DOCUMENT SECTION:
□ □ □

Bombs explode as NATO prepares to collect Albanian Fighters Arms in Macedonia
SKOPJE, (Islamweb & News Agencies) -NATO troops begin the task of collecting ethnic Albanian fighters' weapons at dawn Monday, just hours after two bomb blasts and amid a row with the Macedonian government over the number of arms to be handed in.(Read photo caption below)
In the latest violence, a large bomb exploded in northern Skopje late Sunday, causing substantial damage but no injuries, police sources said.
Earlier in the day two security guards were killed in northwest Macedonia when a motel owned by Macedonians was blown up near the mainly-ethnic Albanian town of Tetovo, state television said.
In other unrest Macedonian police and ethnic Albanian fighters exchanged gunfire near the northwestern town of Tetovo late Sunday, just hours before NATO troops were due to begin collecting Albanian arms, police sources said.
The problems facing the multi-national NATO force have been increased by a growing row with the Macedonian government over its target number of arms to be collected, voluntarily, from the rebels.
NATO General Gunnar Lange said Task Force Harvest, as the 4,500- to 5,000-strong force is known, will collect 3,300 weapons not including side arms or ammunition.
"This is not just a gesture," Lange said. "The path will not be easy but the alternative is clear, the alternative is war.
But Macedonia rejected NATO's figures saying they would only encourage the Albanian National Liberation Army (NLA) to keep fighting.
Prime Minister Ljubco Georgievski, a nationalist, rebuffed NATO estimations of numbers once again earlier on Sunday, describing them as "laughable and humiliating for Macedonia".

□ □ □

SOURCE MATERIAL:
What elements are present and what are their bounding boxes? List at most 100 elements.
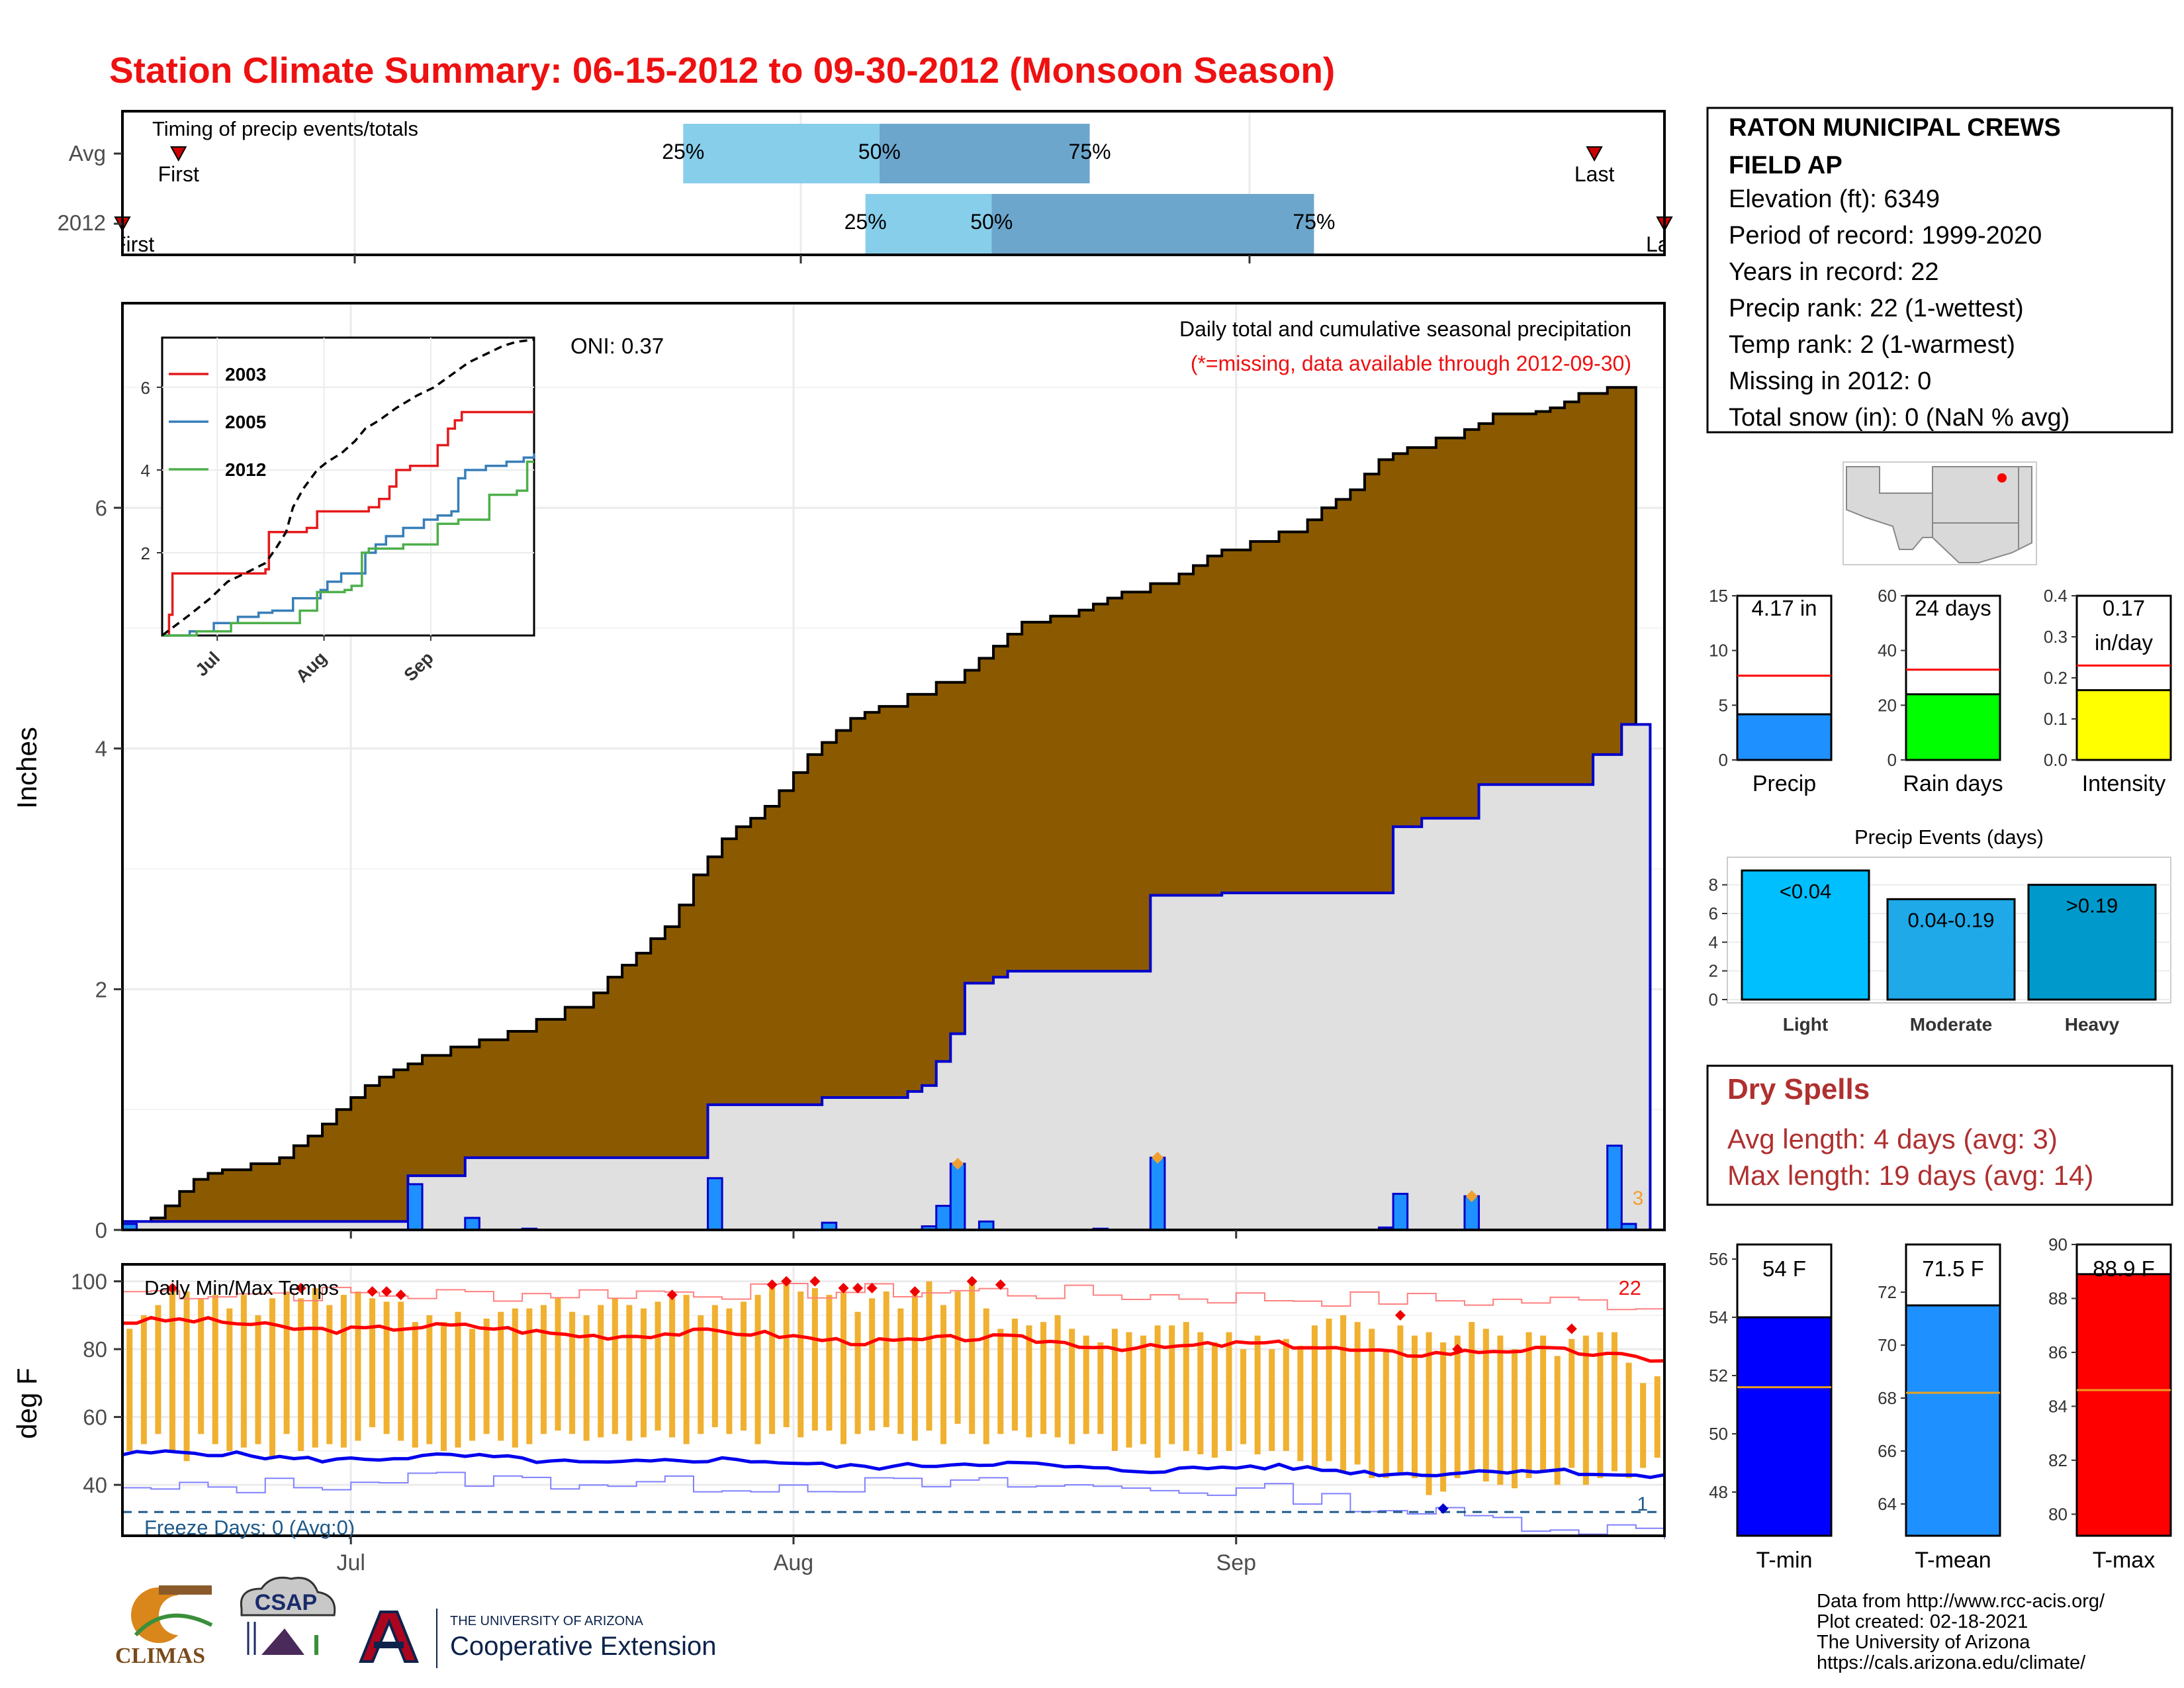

□ □ □

STATED EXERCISE:
Copy out the entire news report about NATO's weapons collection in Macedonia word for word. The data was taken from a different source than the text.

PROBLEM SOLUTION:
Bombs explode as NATO prepares to collect Albanian Fighters Arms in Macedonia
SKOPJE, (Islamweb & News Agencies) -NATO troops begin the task of collecting ethnic Albanian fighters' weapons at dawn Monday, just hours after two bomb blasts and amid a row with the Macedonian government over the number of arms to be handed in.(Read photo caption below)
In the latest violence, a large bomb exploded in northern Skopje late Sunday, causing substantial damage but no injuries, police sources said.
Earlier in the day two security guards were killed in northwest Macedonia when a motel owned by Macedonians was blown up near the mainly-ethnic Albanian town of Tetovo, state television said.
In other unrest Macedonian police and ethnic Albanian fighters exchanged gunfire near the northwestern town of Tetovo late Sunday, just hours before NATO troops were due to begin collecting Albanian arms, police sources said.
The problems facing the multi-national NATO force have been increased by a growing row with the Macedonian government over its target number of arms to be collected, voluntarily, from the rebels.
NATO General Gunnar Lange said Task Force Harvest, as the 4,500- to 5,000-strong force is known, will collect 3,300 weapons not including side arms or ammunition.
"This is not just a gesture," Lange said. "The path will not be easy but the alternative is clear, the alternative is war.
But Macedonia rejected NATO's figures saying they would only encourage the Albanian National Liberation Army (NLA) to keep fighting.
Prime Minister Ljubco Georgievski, a nationalist, rebuffed NATO estimations of numbers once again earlier on Sunday, describing them as "laughable and humiliating for Macedonia".